== SUPPLIED MATERIAL

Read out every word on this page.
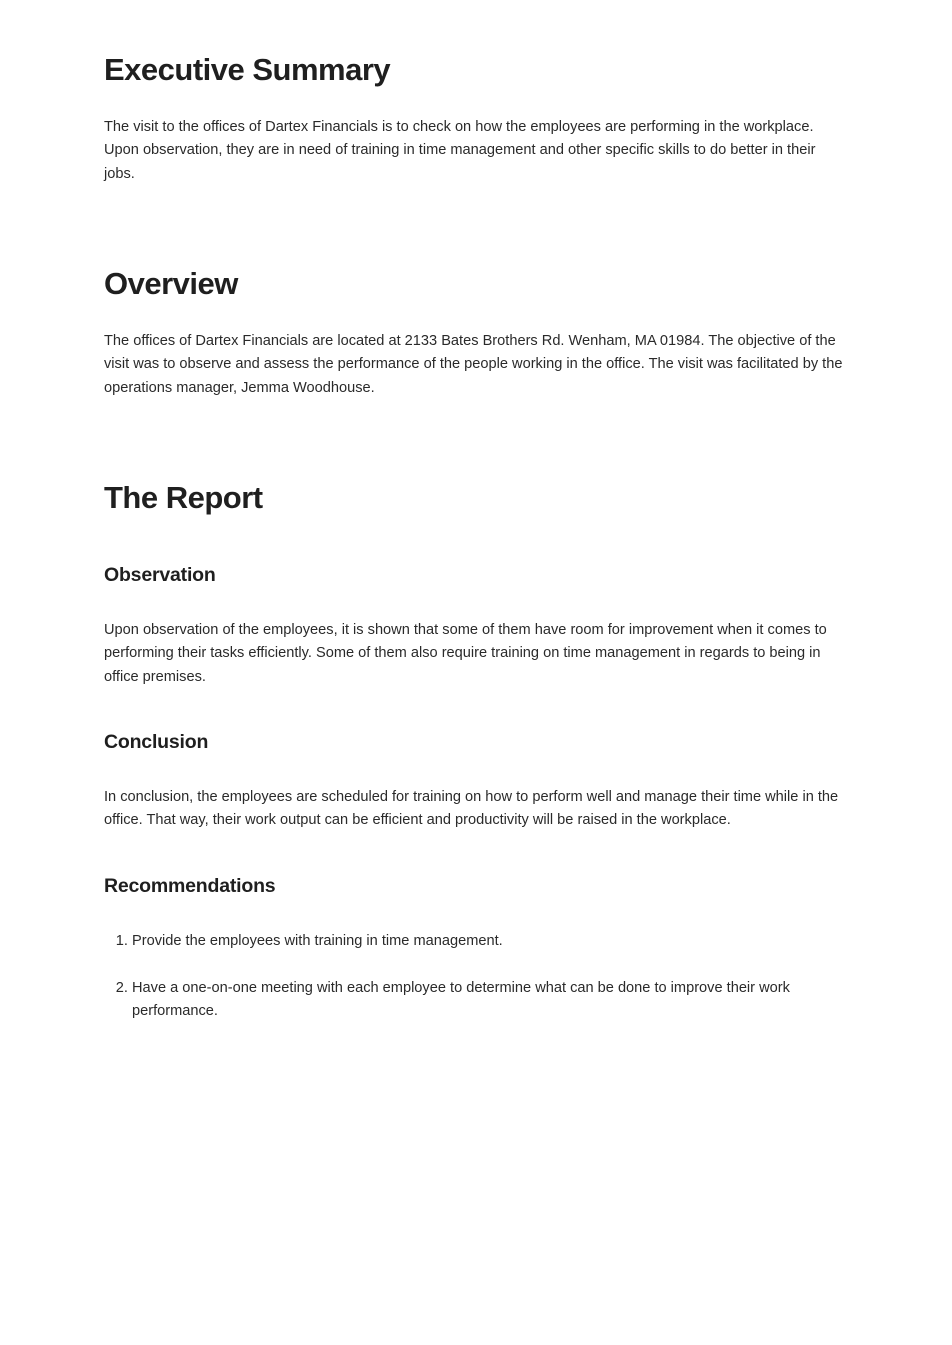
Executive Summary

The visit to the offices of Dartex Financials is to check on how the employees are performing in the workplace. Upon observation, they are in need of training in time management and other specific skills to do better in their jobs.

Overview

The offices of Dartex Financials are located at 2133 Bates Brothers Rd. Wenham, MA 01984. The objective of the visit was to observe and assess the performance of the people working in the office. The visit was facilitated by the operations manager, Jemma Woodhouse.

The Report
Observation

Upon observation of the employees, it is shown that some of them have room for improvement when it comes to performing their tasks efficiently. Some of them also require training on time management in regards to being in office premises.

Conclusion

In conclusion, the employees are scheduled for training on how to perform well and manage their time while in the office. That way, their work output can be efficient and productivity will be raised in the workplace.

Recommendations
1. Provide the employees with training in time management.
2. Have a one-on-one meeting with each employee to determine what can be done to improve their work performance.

====
== SUPPLIED MATERIAL

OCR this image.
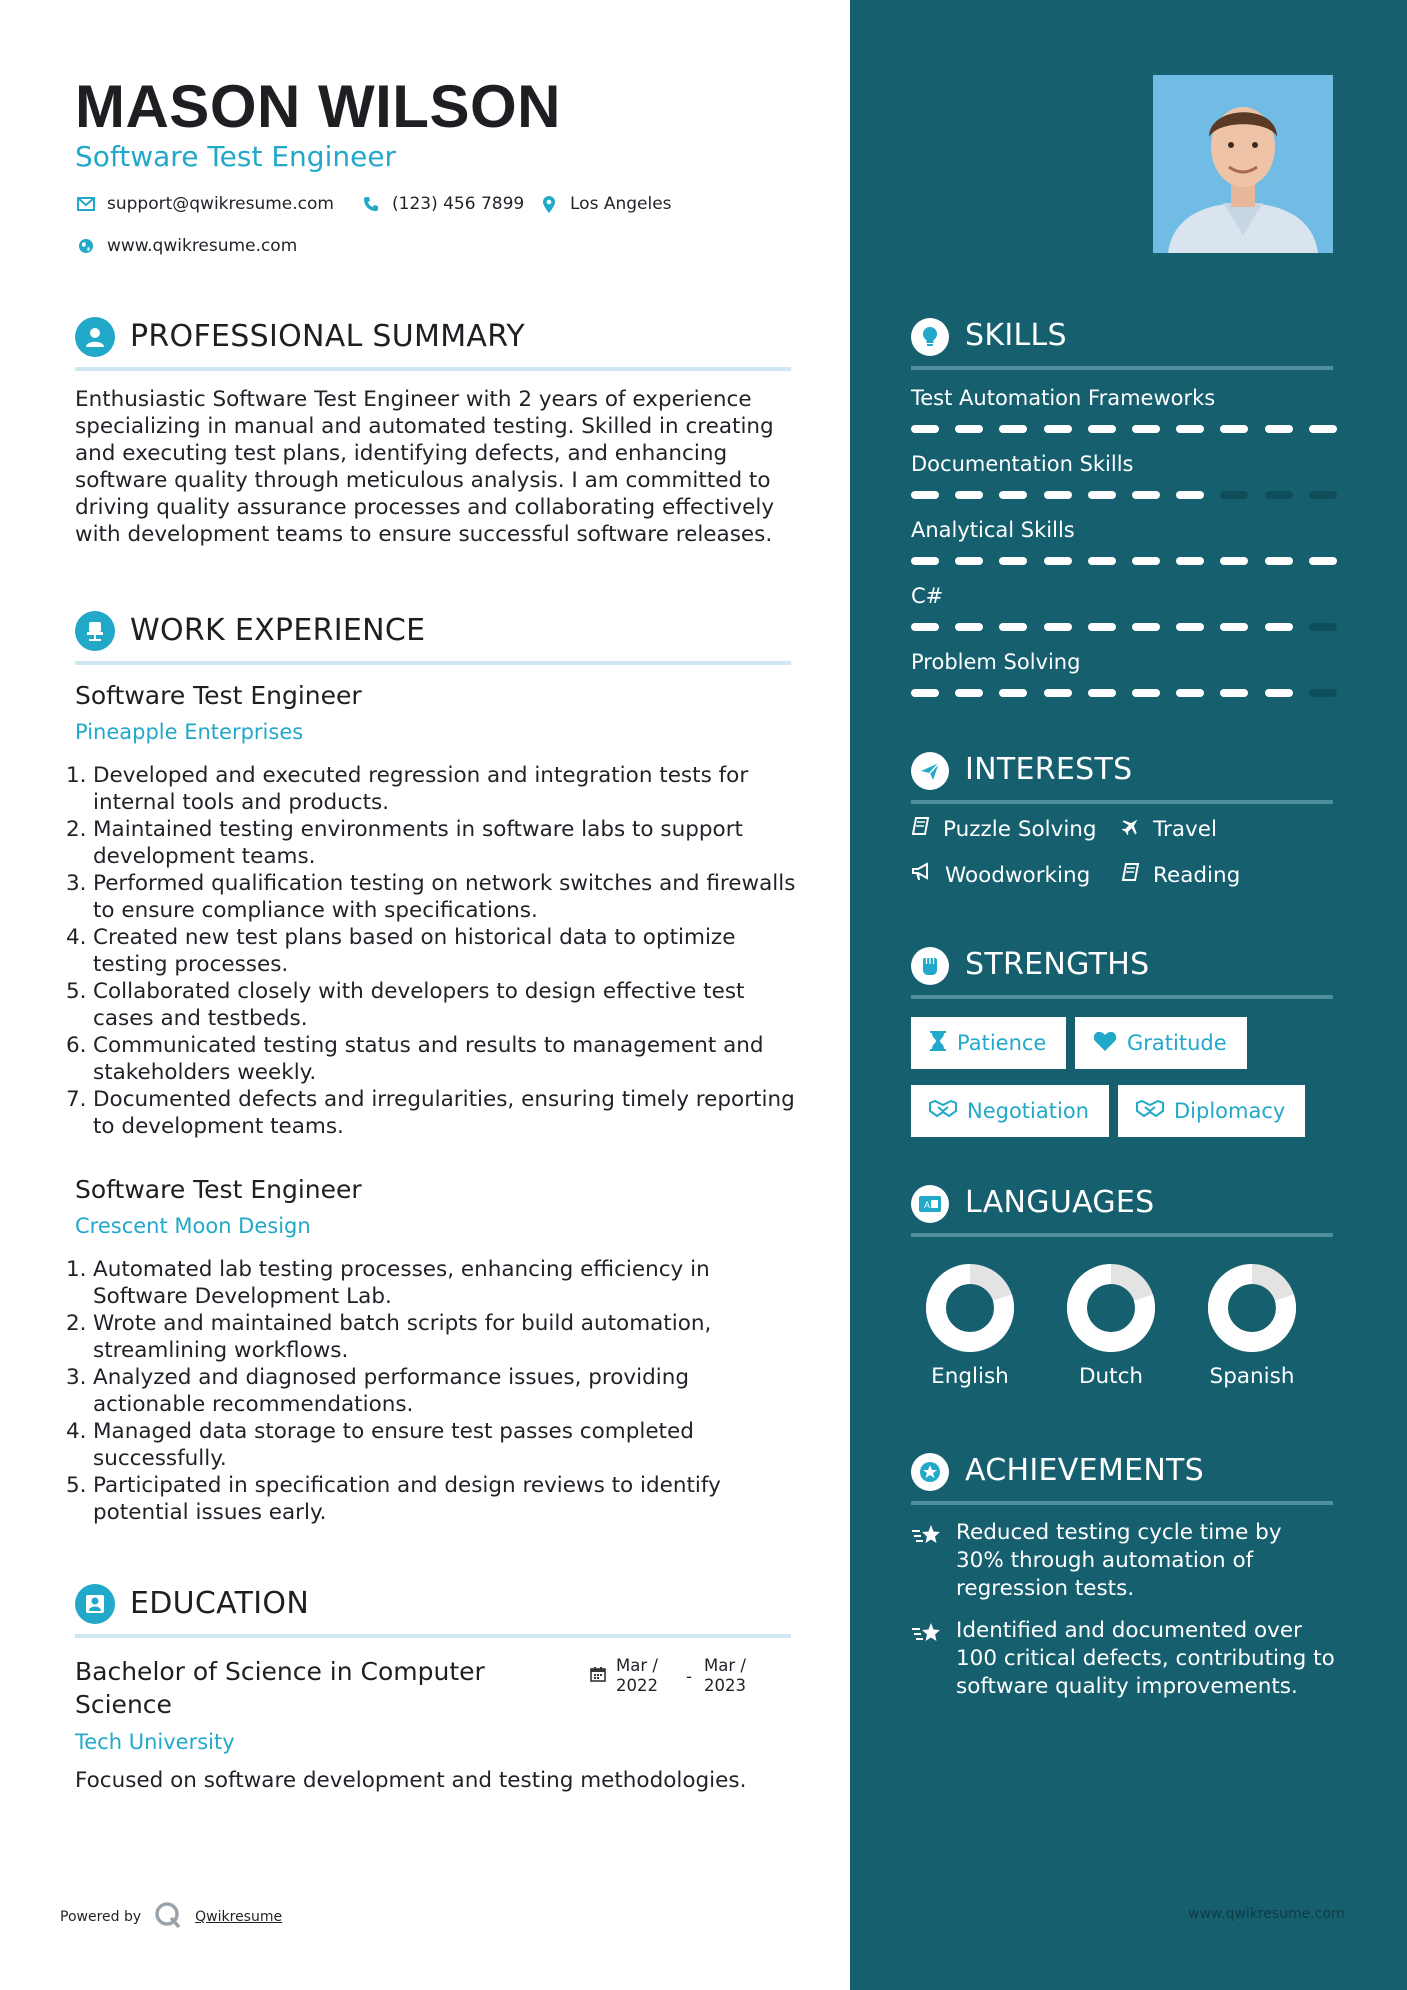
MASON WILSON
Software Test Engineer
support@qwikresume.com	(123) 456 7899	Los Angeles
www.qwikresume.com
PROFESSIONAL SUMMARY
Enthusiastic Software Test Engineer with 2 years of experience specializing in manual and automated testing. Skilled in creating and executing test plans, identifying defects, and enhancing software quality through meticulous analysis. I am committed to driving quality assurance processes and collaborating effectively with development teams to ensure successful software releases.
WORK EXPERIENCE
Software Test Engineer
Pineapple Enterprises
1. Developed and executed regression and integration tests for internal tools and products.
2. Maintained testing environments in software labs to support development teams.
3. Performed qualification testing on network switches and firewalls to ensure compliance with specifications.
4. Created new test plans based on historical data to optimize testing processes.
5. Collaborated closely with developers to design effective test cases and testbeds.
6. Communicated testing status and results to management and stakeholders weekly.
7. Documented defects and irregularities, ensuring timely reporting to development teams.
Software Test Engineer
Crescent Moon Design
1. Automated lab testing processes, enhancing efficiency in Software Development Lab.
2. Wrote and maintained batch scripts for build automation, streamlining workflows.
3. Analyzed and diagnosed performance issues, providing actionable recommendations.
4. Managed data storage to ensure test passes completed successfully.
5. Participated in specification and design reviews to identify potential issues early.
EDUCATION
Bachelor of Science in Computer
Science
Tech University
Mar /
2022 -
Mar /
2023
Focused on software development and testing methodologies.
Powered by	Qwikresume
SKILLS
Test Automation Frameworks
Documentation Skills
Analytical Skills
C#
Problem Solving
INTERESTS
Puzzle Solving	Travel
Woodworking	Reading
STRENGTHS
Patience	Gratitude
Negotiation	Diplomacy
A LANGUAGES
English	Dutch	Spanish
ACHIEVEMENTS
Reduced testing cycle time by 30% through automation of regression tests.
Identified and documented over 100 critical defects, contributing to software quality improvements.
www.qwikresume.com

====
== SUPPLIED MATERIAL

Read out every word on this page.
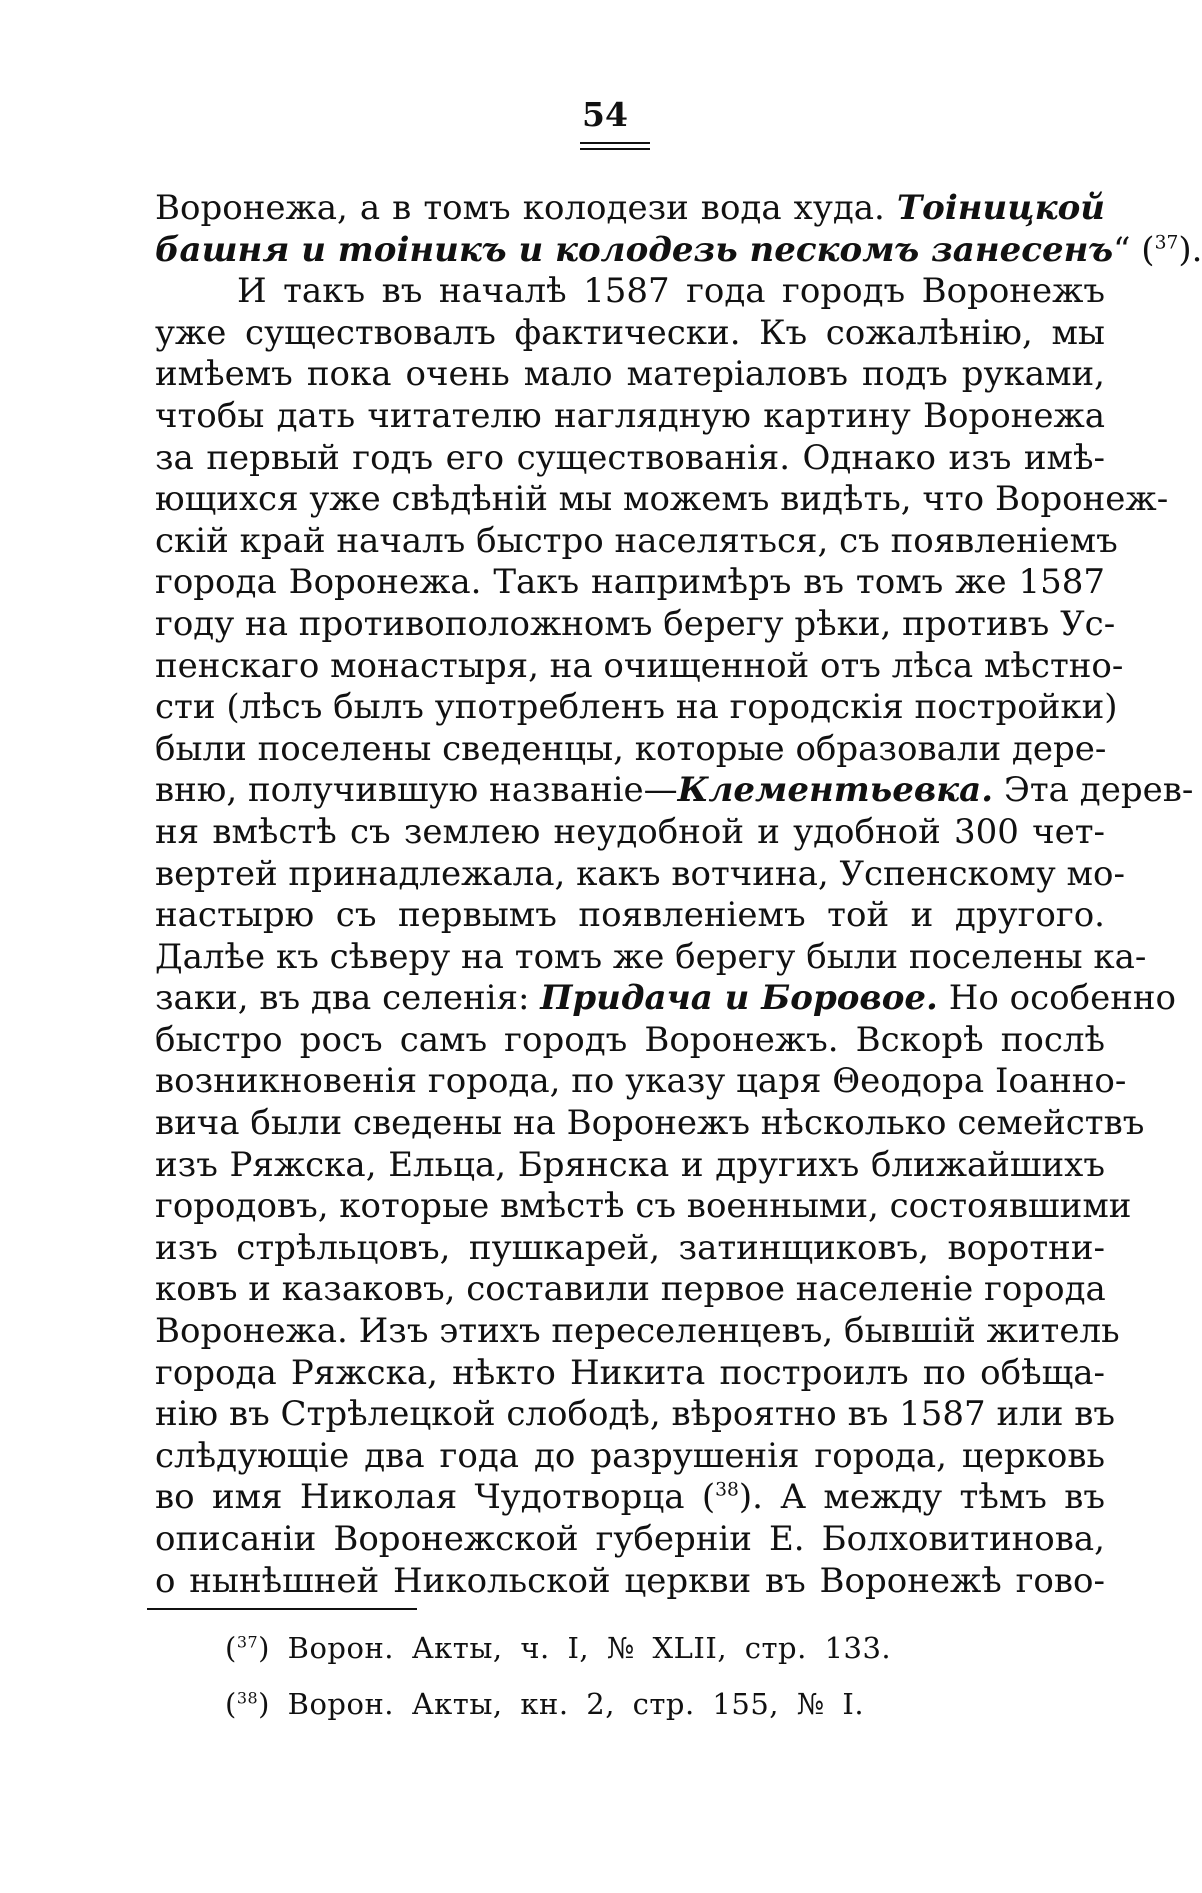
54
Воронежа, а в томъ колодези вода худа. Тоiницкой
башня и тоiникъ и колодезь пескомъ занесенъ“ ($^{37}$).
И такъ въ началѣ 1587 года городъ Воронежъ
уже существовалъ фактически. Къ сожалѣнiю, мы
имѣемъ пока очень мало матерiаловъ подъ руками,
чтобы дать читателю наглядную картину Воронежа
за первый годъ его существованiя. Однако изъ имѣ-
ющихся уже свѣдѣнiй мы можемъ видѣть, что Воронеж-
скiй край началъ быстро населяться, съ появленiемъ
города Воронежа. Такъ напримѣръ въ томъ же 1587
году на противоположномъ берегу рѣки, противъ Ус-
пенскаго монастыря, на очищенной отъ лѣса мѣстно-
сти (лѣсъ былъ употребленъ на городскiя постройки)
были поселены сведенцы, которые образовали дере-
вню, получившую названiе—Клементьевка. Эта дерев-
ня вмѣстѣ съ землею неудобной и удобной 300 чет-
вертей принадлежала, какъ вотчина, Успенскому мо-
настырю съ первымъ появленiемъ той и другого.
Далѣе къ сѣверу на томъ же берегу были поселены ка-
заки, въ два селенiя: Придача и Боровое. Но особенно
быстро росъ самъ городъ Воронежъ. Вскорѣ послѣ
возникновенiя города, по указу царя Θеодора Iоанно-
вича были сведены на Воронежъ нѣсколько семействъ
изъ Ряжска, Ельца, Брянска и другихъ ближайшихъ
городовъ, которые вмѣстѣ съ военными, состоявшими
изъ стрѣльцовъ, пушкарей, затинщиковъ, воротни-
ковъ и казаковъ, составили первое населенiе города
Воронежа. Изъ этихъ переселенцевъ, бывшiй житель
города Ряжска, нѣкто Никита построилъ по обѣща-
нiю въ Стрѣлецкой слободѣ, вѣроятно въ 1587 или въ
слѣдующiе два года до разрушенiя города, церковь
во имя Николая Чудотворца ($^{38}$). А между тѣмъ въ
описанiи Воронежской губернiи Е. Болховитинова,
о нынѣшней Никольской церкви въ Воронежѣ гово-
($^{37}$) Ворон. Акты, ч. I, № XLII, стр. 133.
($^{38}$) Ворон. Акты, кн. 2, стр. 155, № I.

====

EXERCISE DESCRIPTION:
Gather each line that holds "teams".

RESULT:
Enthusiastic Software Test Engineer with 2 years of experience specializing in manual and automated testing. Skilled in creating and executing test plans, identifying defects, and enhancing software quality through meticulous analysis. I am committed to driving quality assurance processes and collaborating effectively with development teams to ensure successful software releases.
2. Maintained testing environments in software labs to support development teams.
7. Documented defects and irregularities, ensuring timely reporting to development teams.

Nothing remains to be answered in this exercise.